» Written exercise
Write out the records word for word, with no pictures.

==== Records for the exercise ====

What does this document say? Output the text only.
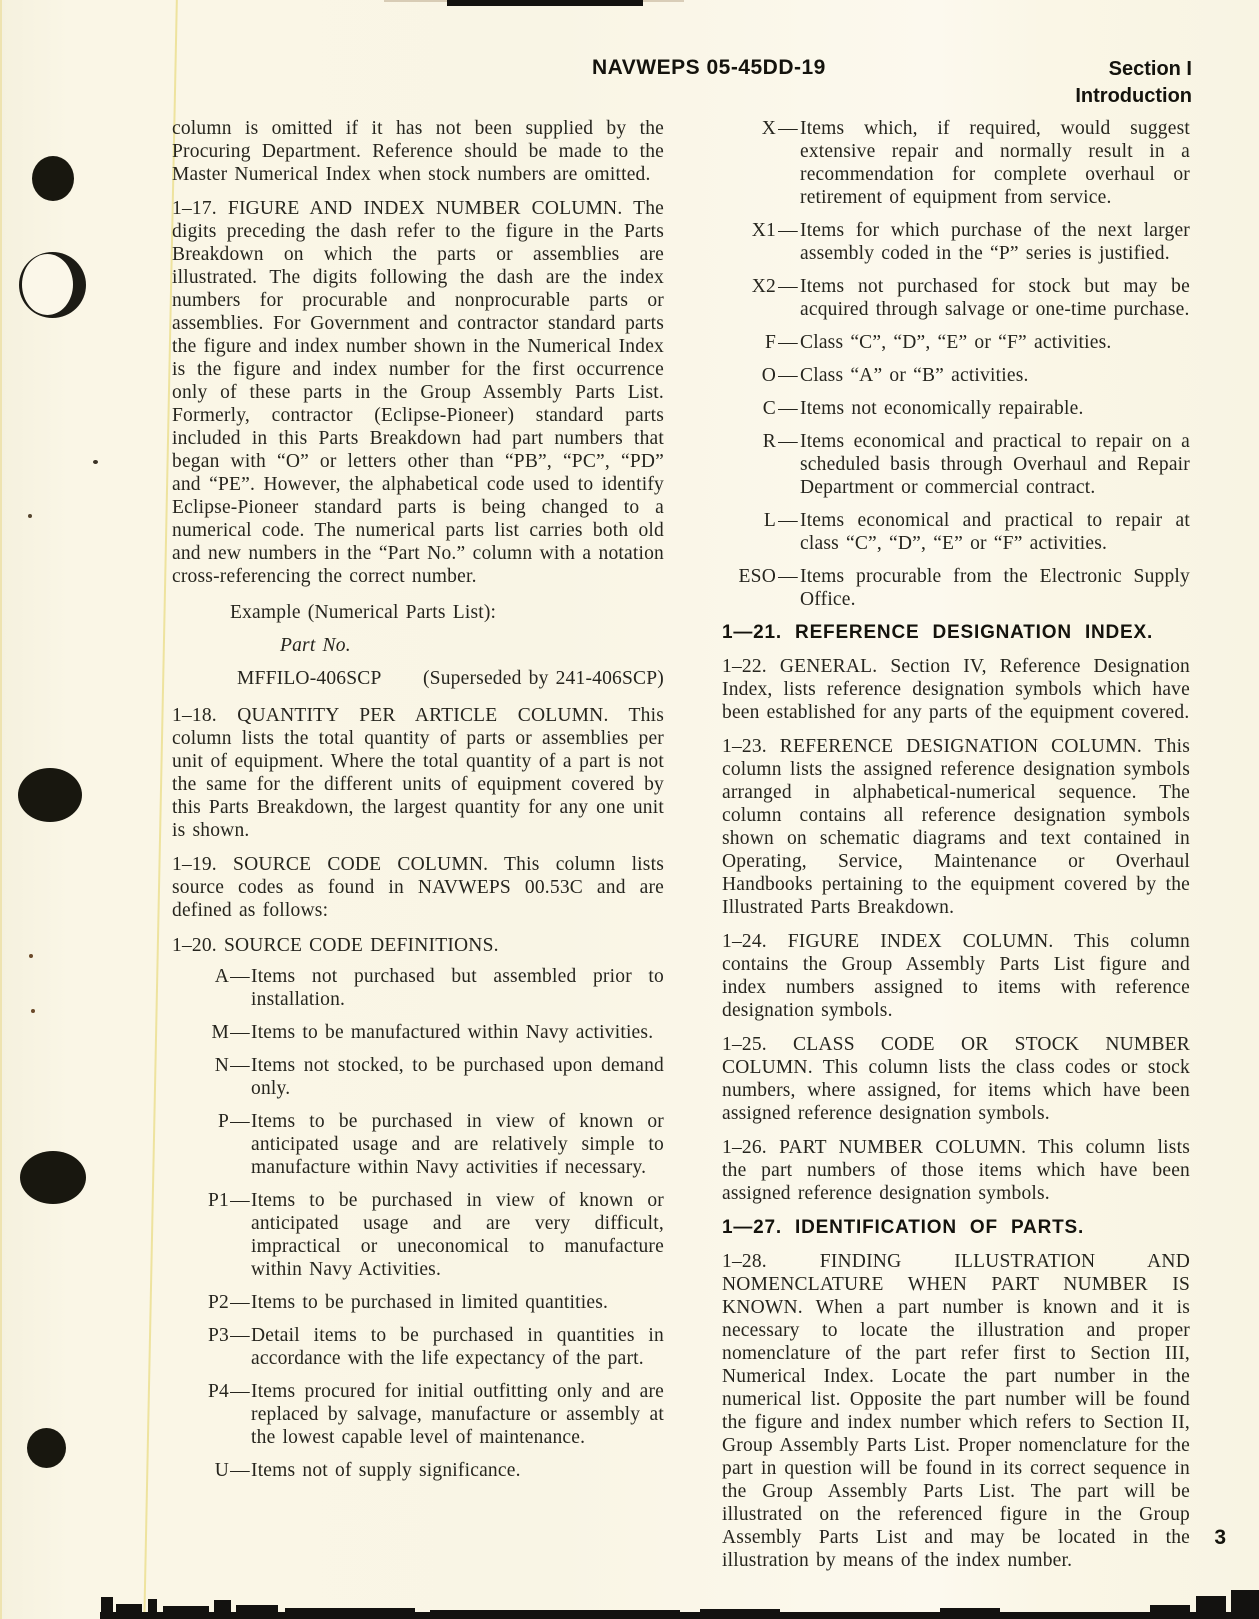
NAVWEPS 05-45DD-19	Section I
Introduction

column is omitted if it has not been supplied by the Procuring Department. Reference should be made to the Master Numerical Index when stock numbers are omitted.

1–17. FIGURE AND INDEX NUMBER COLUMN. The digits preceding the dash refer to the figure in the Parts Breakdown on which the parts or assemblies are illustrated. The digits following the dash are the index numbers for procurable and nonprocurable parts or assemblies. For Government and contractor standard parts the figure and index number shown in the Numerical Index is the figure and index number for the first occurrence only of these parts in the Group Assembly Parts List. Formerly, contractor (Eclipse-Pioneer) standard parts included in this Parts Breakdown had part numbers that began with “O” or letters other than “PB”, “PC”, “PD” and “PE”. However, the alphabetical code used to identify Eclipse-Pioneer standard parts is being changed to a numerical code. The numerical parts list carries both old and new numbers in the “Part No.” column with a notation cross-referencing the correct number.

Example (Numerical Parts List):

Part No.

MFFILO-406SCP (Superseded by 241-406SCP)

1–18. QUANTITY PER ARTICLE COLUMN. This column lists the total quantity of parts or assemblies per unit of equipment. Where the total quantity of a part is not the same for the different units of equipment covered by this Parts Breakdown, the largest quantity for any one unit is shown.

1–19. SOURCE CODE COLUMN. This column lists source codes as found in NAVWEPS 00.53C and are defined as follows:

1–20. SOURCE CODE DEFINITIONS.

A — Items not purchased but assembled prior to installation.
M — Items to be manufactured within Navy activities.
N — Items not stocked, to be purchased upon demand only.
P — Items to be purchased in view of known or anticipated usage and are relatively simple to manufacture within Navy activities if necessary.
P1 — Items to be purchased in view of known or anticipated usage and are very difficult, impractical or uneconomical to manufacture within Navy Activities.
P2 — Items to be purchased in limited quantities.
P3 — Detail items to be purchased in quantities in accordance with the life expectancy of the part.
P4 — Items procured for initial outfitting only and are replaced by salvage, manufacture or assembly at the lowest capable level of maintenance.
U — Items not of supply significance.
X — Items which, if required, would suggest extensive repair and normally result in a recommendation for complete overhaul or retirement of equipment from service.
X1 — Items for which purchase of the next larger assembly coded in the “P” series is justified.
X2 — Items not purchased for stock but may be acquired through salvage or one-time purchase.
F — Class “C”, “D”, “E” or “F” activities.
O — Class “A” or “B” activities.
C — Items not economically repairable.
R — Items economical and practical to repair on a scheduled basis through Overhaul and Repair Department or commercial contract.
L — Items economical and practical to repair at class “C”, “D”, “E” or “F” activities.
ESO — Items procurable from the Electronic Supply Office.

1—21. REFERENCE DESIGNATION INDEX.

1–22. GENERAL. Section IV, Reference Designation Index, lists reference designation symbols which have been established for any parts of the equipment covered.

1–23. REFERENCE DESIGNATION COLUMN. This column lists the assigned reference designation symbols arranged in alphabetical-numerical sequence. The column contains all reference designation symbols shown on schematic diagrams and text contained in Operating, Service, Maintenance or Overhaul Handbooks pertaining to the equipment covered by the Illustrated Parts Breakdown.

1–24. FIGURE INDEX COLUMN. This column contains the Group Assembly Parts List figure and index numbers assigned to items with reference designation symbols.

1–25. CLASS CODE OR STOCK NUMBER COLUMN. This column lists the class codes or stock numbers, where assigned, for items which have been assigned reference designation symbols.

1–26. PART NUMBER COLUMN. This column lists the part numbers of those items which have been assigned reference designation symbols.

1—27. IDENTIFICATION OF PARTS.

1–28. FINDING ILLUSTRATION AND NOMENCLATURE WHEN PART NUMBER IS KNOWN. When a part number is known and it is necessary to locate the illustration and proper nomenclature of the part refer first to Section III, Numerical Index. Locate the part number in the numerical list. Opposite the part number will be found the figure and index number which refers to Section II, Group Assembly Parts List. Proper nomenclature for the part in question will be found in its correct sequence in the Group Assembly Parts List. The part will be illustrated on the referenced figure in the Group Assembly Parts List and may be located in the illustration by means of the index number.

3
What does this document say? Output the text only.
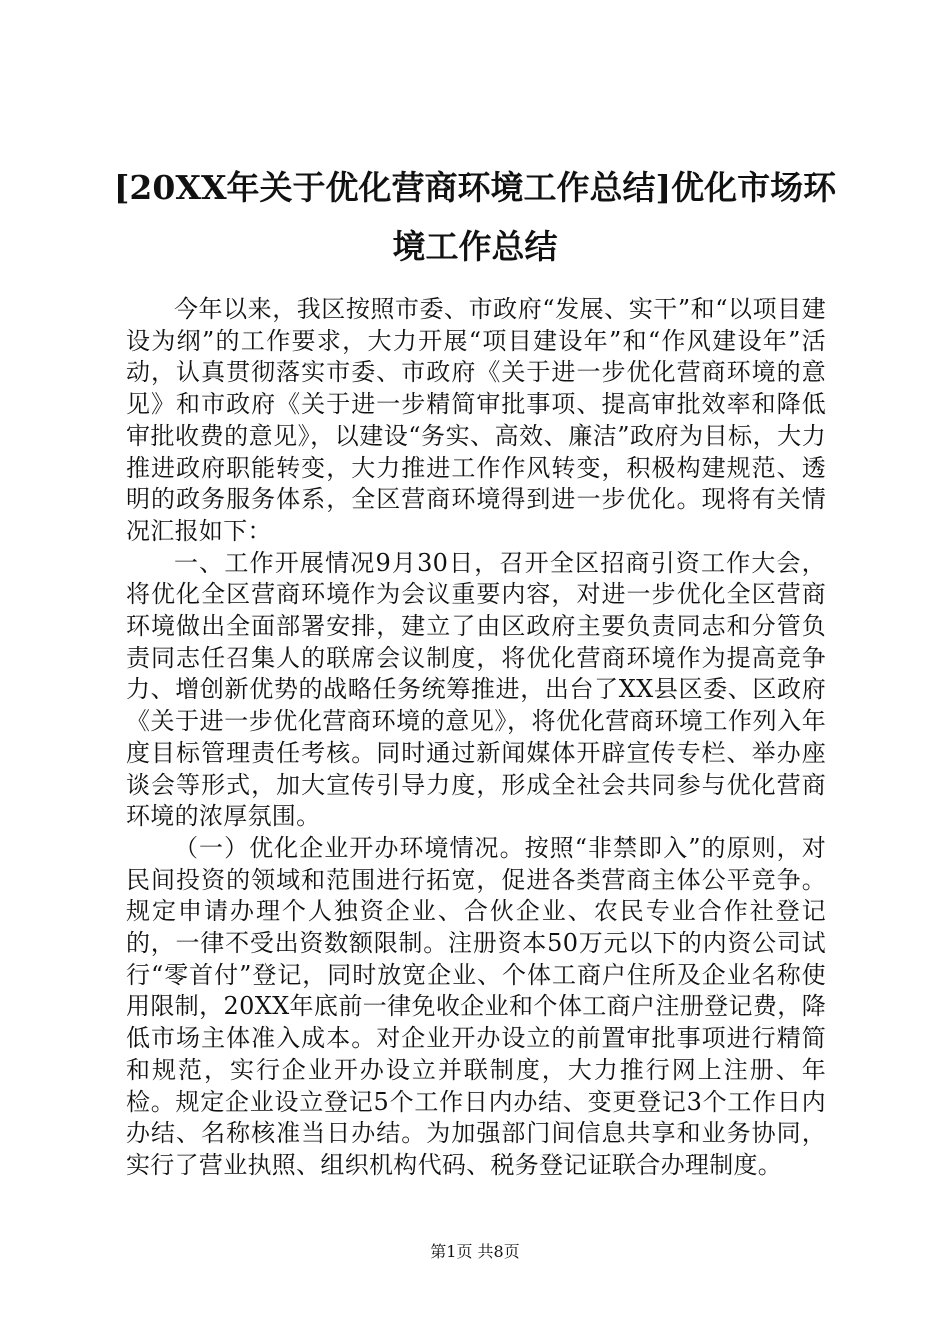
[20XX年关于优化营商环境工作总结]优化市场环境工作总结

今年以来，我区按照市委、市政府“发展、实干”和“以项目建设为纲”的工作要求，大力开展“项目建设年”和“作风建设年”活动，认真贯彻落实市委、市政府《关于进一步优化营商环境的意见》和市政府《关于进一步精简审批事项、提高审批效率和降低审批收费的意见》，以建设“务实、高效、廉洁”政府为目标，大力推进政府职能转变，大力推进工作作风转变，积极构建规范、透明的政务服务体系，全区营商环境得到进一步优化。现将有关情况汇报如下：

一、工作开展情况9月30日，召开全区招商引资工作大会，将优化全区营商环境作为会议重要内容，对进一步优化全区营商环境做出全面部署安排，建立了由区政府主要负责同志和分管负责同志任召集人的联席会议制度，将优化营商环境作为提高竞争力、增创新优势的战略任务统筹推进，出台了XX县区委、区政府《关于进一步优化营商环境的意见》，将优化营商环境工作列入年度目标管理责任考核。同时通过新闻媒体开辟宣传专栏、举办座谈会等形式，加大宣传引导力度，形成全社会共同参与优化营商环境的浓厚氛围。

（一）优化企业开办环境情况。按照“非禁即入”的原则，对民间投资的领域和范围进行拓宽，促进各类营商主体公平竞争。规定申请办理个人独资企业、合伙企业、农民专业合作社登记的，一律不受出资数额限制。注册资本50万元以下的内资公司试行“零首付”登记，同时放宽企业、个体工商户住所及企业名称使用限制，20XX年底前一律免收企业和个体工商户注册登记费，降低市场主体准入成本。对企业开办设立的前置审批事项进行精简和规范，实行企业开办设立并联制度，大力推行网上注册、年检。规定企业设立登记5个工作日内办结、变更登记3个工作日内办结、名称核准当日办结。为加强部门间信息共享和业务协同，实行了营业执照、组织机构代码、税务登记证联合办理制度。

第1页 共8页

====

» Written solution
What does this document say? Output the text only.
NAVWEPS 05-45DD-19	Section I
Introduction

column is omitted if it has not been supplied by the Procuring Department. Reference should be made to the Master Numerical Index when stock numbers are omitted.

1–17. FIGURE AND INDEX NUMBER COLUMN. The digits preceding the dash refer to the figure in the Parts Breakdown on which the parts or assemblies are illustrated. The digits following the dash are the index numbers for procurable and nonprocurable parts or assemblies. For Government and contractor standard parts the figure and index number shown in the Numerical Index is the figure and index number for the first occurrence only of these parts in the Group Assembly Parts List. Formerly, contractor (Eclipse-Pioneer) standard parts included in this Parts Breakdown had part numbers that began with “O” or letters other than “PB”, “PC”, “PD” and “PE”. However, the alphabetical code used to identify Eclipse-Pioneer standard parts is being changed to a numerical code. The numerical parts list carries both old and new numbers in the “Part No.” column with a notation cross-referencing the correct number.

Example (Numerical Parts List):

Part No.

MFFILO-406SCP (Superseded by 241-406SCP)

1–18. QUANTITY PER ARTICLE COLUMN. This column lists the total quantity of parts or assemblies per unit of equipment. Where the total quantity of a part is not the same for the different units of equipment covered by this Parts Breakdown, the largest quantity for any one unit is shown.

1–19. SOURCE CODE COLUMN. This column lists source codes as found in NAVWEPS 00.53C and are defined as follows:

1–20. SOURCE CODE DEFINITIONS.

A — Items not purchased but assembled prior to installation.
M — Items to be manufactured within Navy activities.
N — Items not stocked, to be purchased upon demand only.
P — Items to be purchased in view of known or anticipated usage and are relatively simple to manufacture within Navy activities if necessary.
P1 — Items to be purchased in view of known or anticipated usage and are very difficult, impractical or uneconomical to manufacture within Navy Activities.
P2 — Items to be purchased in limited quantities.
P3 — Detail items to be purchased in quantities in accordance with the life expectancy of the part.
P4 — Items procured for initial outfitting only and are replaced by salvage, manufacture or assembly at the lowest capable level of maintenance.
U — Items not of supply significance.
X — Items which, if required, would suggest extensive repair and normally result in a recommendation for complete overhaul or retirement of equipment from service.
X1 — Items for which purchase of the next larger assembly coded in the “P” series is justified.
X2 — Items not purchased for stock but may be acquired through salvage or one-time purchase.
F — Class “C”, “D”, “E” or “F” activities.
O — Class “A” or “B” activities.
C — Items not economically repairable.
R — Items economical and practical to repair on a scheduled basis through Overhaul and Repair Department or commercial contract.
L — Items economical and practical to repair at class “C”, “D”, “E” or “F” activities.
ESO — Items procurable from the Electronic Supply Office.

1—21. REFERENCE DESIGNATION INDEX.

1–22. GENERAL. Section IV, Reference Designation Index, lists reference designation symbols which have been established for any parts of the equipment covered.

1–23. REFERENCE DESIGNATION COLUMN. This column lists the assigned reference designation symbols arranged in alphabetical-numerical sequence. The column contains all reference designation symbols shown on schematic diagrams and text contained in Operating, Service, Maintenance or Overhaul Handbooks pertaining to the equipment covered by the Illustrated Parts Breakdown.

1–24. FIGURE INDEX COLUMN. This column contains the Group Assembly Parts List figure and index numbers assigned to items with reference designation symbols.

1–25. CLASS CODE OR STOCK NUMBER COLUMN. This column lists the class codes or stock numbers, where assigned, for items which have been assigned reference designation symbols.

1–26. PART NUMBER COLUMN. This column lists the part numbers of those items which have been assigned reference designation symbols.

1—27. IDENTIFICATION OF PARTS.

1–28. FINDING ILLUSTRATION AND NOMENCLATURE WHEN PART NUMBER IS KNOWN. When a part number is known and it is necessary to locate the illustration and proper nomenclature of the part refer first to Section III, Numerical Index. Locate the part number in the numerical list. Opposite the part number will be found the figure and index number which refers to Section II, Group Assembly Parts List. Proper nomenclature for the part in question will be found in its correct sequence in the Group Assembly Parts List. The part will be illustrated on the referenced figure in the Group Assembly Parts List and may be located in the illustration by means of the index number.

3
What does this document say? Output the text only.
[20XX年关于优化营商环境工作总结]优化市场环境工作总结

今年以来，我区按照市委、市政府“发展、实干”和“以项目建设为纲”的工作要求，大力开展“项目建设年”和“作风建设年”活动，认真贯彻落实市委、市政府《关于进一步优化营商环境的意见》和市政府《关于进一步精简审批事项、提高审批效率和降低审批收费的意见》，以建设“务实、高效、廉洁”政府为目标，大力推进政府职能转变，大力推进工作作风转变，积极构建规范、透明的政务服务体系，全区营商环境得到进一步优化。现将有关情况汇报如下：

一、工作开展情况9月30日，召开全区招商引资工作大会，将优化全区营商环境作为会议重要内容，对进一步优化全区营商环境做出全面部署安排，建立了由区政府主要负责同志和分管负责同志任召集人的联席会议制度，将优化营商环境作为提高竞争力、增创新优势的战略任务统筹推进，出台了XX县区委、区政府《关于进一步优化营商环境的意见》，将优化营商环境工作列入年度目标管理责任考核。同时通过新闻媒体开辟宣传专栏、举办座谈会等形式，加大宣传引导力度，形成全社会共同参与优化营商环境的浓厚氛围。

（一）优化企业开办环境情况。按照“非禁即入”的原则，对民间投资的领域和范围进行拓宽，促进各类营商主体公平竞争。规定申请办理个人独资企业、合伙企业、农民专业合作社登记的，一律不受出资数额限制。注册资本50万元以下的内资公司试行“零首付”登记，同时放宽企业、个体工商户住所及企业名称使用限制，20XX年底前一律免收企业和个体工商户注册登记费，降低市场主体准入成本。对企业开办设立的前置审批事项进行精简和规范，实行企业开办设立并联制度，大力推行网上注册、年检。规定企业设立登记5个工作日内办结、变更登记3个工作日内办结、名称核准当日办结。为加强部门间信息共享和业务协同，实行了营业执照、组织机构代码、税务登记证联合办理制度。

第1页 共8页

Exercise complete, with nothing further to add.